::: WORKING DATA
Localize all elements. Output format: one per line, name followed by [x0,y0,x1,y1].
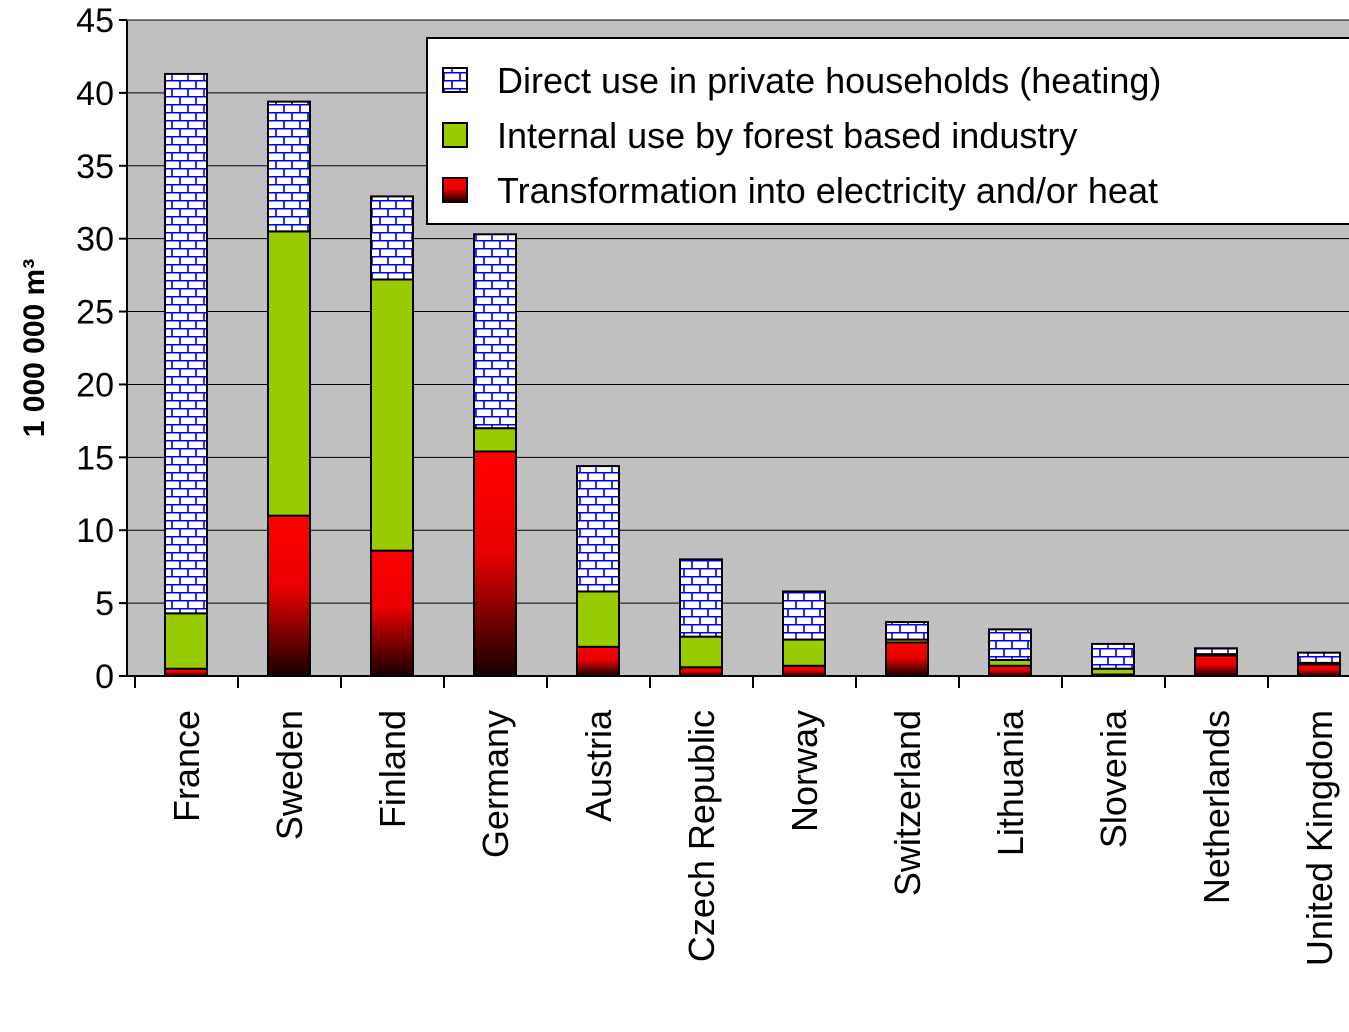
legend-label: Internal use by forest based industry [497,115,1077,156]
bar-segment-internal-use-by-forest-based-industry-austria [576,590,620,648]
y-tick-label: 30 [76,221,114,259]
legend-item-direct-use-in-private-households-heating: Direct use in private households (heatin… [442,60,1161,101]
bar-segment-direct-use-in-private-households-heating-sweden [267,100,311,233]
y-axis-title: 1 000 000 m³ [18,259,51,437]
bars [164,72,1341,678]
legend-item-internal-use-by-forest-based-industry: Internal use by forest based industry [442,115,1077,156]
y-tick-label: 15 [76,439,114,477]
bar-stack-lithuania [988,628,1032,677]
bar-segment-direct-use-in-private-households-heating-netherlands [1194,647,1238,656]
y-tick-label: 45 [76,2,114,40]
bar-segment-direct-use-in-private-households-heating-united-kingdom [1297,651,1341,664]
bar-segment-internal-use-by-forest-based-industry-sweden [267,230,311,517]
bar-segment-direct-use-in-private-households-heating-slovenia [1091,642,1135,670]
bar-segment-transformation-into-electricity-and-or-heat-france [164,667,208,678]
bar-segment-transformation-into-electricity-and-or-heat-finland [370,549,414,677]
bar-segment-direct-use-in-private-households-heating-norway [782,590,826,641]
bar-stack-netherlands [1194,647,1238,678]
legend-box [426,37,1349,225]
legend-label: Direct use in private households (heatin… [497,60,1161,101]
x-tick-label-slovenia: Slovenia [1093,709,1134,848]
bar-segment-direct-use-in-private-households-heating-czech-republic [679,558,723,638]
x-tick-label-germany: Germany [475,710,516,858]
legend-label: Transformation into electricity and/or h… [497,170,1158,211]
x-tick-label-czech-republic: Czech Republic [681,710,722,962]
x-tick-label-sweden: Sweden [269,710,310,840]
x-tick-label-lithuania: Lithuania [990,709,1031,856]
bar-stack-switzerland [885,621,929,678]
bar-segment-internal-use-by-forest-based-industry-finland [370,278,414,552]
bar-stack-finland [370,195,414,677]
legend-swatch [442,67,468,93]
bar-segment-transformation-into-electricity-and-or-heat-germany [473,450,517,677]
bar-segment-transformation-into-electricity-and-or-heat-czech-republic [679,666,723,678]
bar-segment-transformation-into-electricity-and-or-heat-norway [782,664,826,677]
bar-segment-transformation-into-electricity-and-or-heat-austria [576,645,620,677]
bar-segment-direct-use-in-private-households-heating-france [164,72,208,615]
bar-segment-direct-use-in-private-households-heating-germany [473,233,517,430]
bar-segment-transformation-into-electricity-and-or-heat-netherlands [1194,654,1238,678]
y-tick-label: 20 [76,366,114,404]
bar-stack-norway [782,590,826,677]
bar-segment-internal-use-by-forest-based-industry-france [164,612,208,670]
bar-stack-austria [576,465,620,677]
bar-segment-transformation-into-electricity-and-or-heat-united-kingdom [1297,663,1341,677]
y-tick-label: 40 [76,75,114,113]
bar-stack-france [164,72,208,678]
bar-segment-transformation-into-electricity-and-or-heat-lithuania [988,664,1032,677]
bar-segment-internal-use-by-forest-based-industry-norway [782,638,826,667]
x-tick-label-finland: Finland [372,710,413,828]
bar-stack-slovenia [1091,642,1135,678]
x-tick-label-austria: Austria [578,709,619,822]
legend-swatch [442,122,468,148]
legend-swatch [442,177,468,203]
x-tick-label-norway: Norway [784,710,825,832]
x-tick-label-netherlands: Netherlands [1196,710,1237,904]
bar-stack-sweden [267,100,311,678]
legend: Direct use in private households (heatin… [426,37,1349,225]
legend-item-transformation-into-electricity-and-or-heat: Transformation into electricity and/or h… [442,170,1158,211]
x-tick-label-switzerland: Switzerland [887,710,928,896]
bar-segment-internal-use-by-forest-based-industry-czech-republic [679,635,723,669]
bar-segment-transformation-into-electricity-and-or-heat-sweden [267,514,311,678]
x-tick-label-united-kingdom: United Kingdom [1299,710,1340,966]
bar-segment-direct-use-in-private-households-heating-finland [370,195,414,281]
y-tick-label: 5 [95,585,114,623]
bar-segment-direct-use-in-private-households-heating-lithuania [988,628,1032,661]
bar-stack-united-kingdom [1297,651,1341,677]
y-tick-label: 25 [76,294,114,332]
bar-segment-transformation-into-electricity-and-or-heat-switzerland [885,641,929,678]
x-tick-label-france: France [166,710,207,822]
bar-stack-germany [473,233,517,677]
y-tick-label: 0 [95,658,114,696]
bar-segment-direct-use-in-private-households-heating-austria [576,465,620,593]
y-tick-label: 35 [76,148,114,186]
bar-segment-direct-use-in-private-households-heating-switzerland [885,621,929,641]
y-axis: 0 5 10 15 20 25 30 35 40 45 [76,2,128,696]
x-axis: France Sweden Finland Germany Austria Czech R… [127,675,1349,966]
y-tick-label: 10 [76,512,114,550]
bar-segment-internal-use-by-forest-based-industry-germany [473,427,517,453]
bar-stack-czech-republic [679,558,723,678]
::::::
Copy out the lines of the records from the one holding "legend-label: Internal use" through the one holding "legend-item-direct-use-in-private-households-heating: Direct use", both included, without changing anything in them.

legend-label: Internal use by forest based industry [497,115,1077,156]
bar-segment-internal-use-by-forest-based-industry-austria [576,590,620,648]
y-tick-label: 30 [76,221,114,259]
legend-item-direct-use-in-private-households-heating: Direct use in private households (heatin… [442,60,1161,101]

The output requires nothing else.